Dataset rows –
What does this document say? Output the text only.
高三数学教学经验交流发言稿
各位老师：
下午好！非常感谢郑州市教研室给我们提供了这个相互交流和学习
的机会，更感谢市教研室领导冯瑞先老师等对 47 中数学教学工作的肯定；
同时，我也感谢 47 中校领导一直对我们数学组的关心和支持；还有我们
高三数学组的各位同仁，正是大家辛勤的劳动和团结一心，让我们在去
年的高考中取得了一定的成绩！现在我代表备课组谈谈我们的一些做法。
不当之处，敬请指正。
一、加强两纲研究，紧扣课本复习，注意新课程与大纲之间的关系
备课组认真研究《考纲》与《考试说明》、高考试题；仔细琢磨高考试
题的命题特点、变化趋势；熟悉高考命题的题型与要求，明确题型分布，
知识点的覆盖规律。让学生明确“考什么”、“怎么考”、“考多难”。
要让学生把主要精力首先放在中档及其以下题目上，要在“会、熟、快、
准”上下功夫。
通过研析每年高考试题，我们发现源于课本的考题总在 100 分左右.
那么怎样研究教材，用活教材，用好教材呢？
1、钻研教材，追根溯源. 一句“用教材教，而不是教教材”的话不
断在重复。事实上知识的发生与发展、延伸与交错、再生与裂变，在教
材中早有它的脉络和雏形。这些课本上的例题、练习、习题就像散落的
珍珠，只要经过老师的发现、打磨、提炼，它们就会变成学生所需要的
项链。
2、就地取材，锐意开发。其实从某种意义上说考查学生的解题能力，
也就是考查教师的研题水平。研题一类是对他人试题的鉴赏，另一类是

Exercise goal –
Transcribe the material above word for word.

Worked solution –
What does this document say? Output the text only.
高三数学教学经验交流发言稿
各位老师：
下午好！非常感谢郑州市教研室给我们提供了这个相互交流和学习
的机会，更感谢市教研室领导冯瑞先老师等对 47 中数学教学工作的肯定；
同时，我也感谢 47 中校领导一直对我们数学组的关心和支持；还有我们
高三数学组的各位同仁，正是大家辛勤的劳动和团结一心，让我们在去
年的高考中取得了一定的成绩！现在我代表备课组谈谈我们的一些做法。
不当之处，敬请指正。
一、加强两纲研究，紧扣课本复习，注意新课程与大纲之间的关系
备课组认真研究《考纲》与《考试说明》、高考试题；仔细琢磨高考试
题的命题特点、变化趋势；熟悉高考命题的题型与要求，明确题型分布，
知识点的覆盖规律。让学生明确“考什么”、“怎么考”、“考多难”。
要让学生把主要精力首先放在中档及其以下题目上，要在“会、熟、快、
准”上下功夫。
通过研析每年高考试题，我们发现源于课本的考题总在 100 分左右.
那么怎样研究教材，用活教材，用好教材呢？
1、钻研教材，追根溯源. 一句“用教材教，而不是教教材”的话不
断在重复。事实上知识的发生与发展、延伸与交错、再生与裂变，在教
材中早有它的脉络和雏形。这些课本上的例题、练习、习题就像散落的
珍珠，只要经过老师的发现、打磨、提炼，它们就会变成学生所需要的
项链。
2、就地取材，锐意开发。其实从某种意义上说考查学生的解题能力，
也就是考查教师的研题水平。研题一类是对他人试题的鉴赏，另一类是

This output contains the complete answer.